> **YOUR OBJECTIVE**:
Below are some entries; can you quote all of them exactly?

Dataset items
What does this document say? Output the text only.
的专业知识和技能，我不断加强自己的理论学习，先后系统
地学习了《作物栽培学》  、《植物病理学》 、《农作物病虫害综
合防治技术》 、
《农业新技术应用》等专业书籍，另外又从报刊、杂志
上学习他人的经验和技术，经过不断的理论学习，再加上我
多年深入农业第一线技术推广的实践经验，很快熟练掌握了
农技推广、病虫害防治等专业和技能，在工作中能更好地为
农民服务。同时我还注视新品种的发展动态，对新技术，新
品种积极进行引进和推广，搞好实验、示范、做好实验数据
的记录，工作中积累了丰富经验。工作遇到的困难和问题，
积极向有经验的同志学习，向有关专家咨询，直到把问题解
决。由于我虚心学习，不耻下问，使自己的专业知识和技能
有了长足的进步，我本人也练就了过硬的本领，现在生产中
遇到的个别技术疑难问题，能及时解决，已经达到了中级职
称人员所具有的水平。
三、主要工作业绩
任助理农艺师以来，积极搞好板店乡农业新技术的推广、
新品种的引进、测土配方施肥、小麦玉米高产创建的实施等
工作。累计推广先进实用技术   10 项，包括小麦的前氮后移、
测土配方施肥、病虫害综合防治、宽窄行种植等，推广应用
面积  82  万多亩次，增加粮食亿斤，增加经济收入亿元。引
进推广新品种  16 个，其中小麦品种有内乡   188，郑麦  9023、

> **ANSWER TO THIS PROBLEM**:
What does this document say? Output the text only.
的专业知识和技能，我不断加强自己的理论学习，先后系统
地学习了《作物栽培学》  、《植物病理学》 、《农作物病虫害综
合防治技术》 、
《农业新技术应用》等专业书籍，另外又从报刊、杂志
上学习他人的经验和技术，经过不断的理论学习，再加上我
多年深入农业第一线技术推广的实践经验，很快熟练掌握了
农技推广、病虫害防治等专业和技能，在工作中能更好地为
农民服务。同时我还注视新品种的发展动态，对新技术，新
品种积极进行引进和推广，搞好实验、示范、做好实验数据
的记录，工作中积累了丰富经验。工作遇到的困难和问题，
积极向有经验的同志学习，向有关专家咨询，直到把问题解
决。由于我虚心学习，不耻下问，使自己的专业知识和技能
有了长足的进步，我本人也练就了过硬的本领，现在生产中
遇到的个别技术疑难问题，能及时解决，已经达到了中级职
称人员所具有的水平。
三、主要工作业绩
任助理农艺师以来，积极搞好板店乡农业新技术的推广、
新品种的引进、测土配方施肥、小麦玉米高产创建的实施等
工作。累计推广先进实用技术   10 项，包括小麦的前氮后移、
测土配方施肥、病虫害综合防治、宽窄行种植等，推广应用
面积  82  万多亩次，增加粮食亿斤，增加经济收入亿元。引
进推广新品种  16 个，其中小麦品种有内乡   188，郑麦  9023、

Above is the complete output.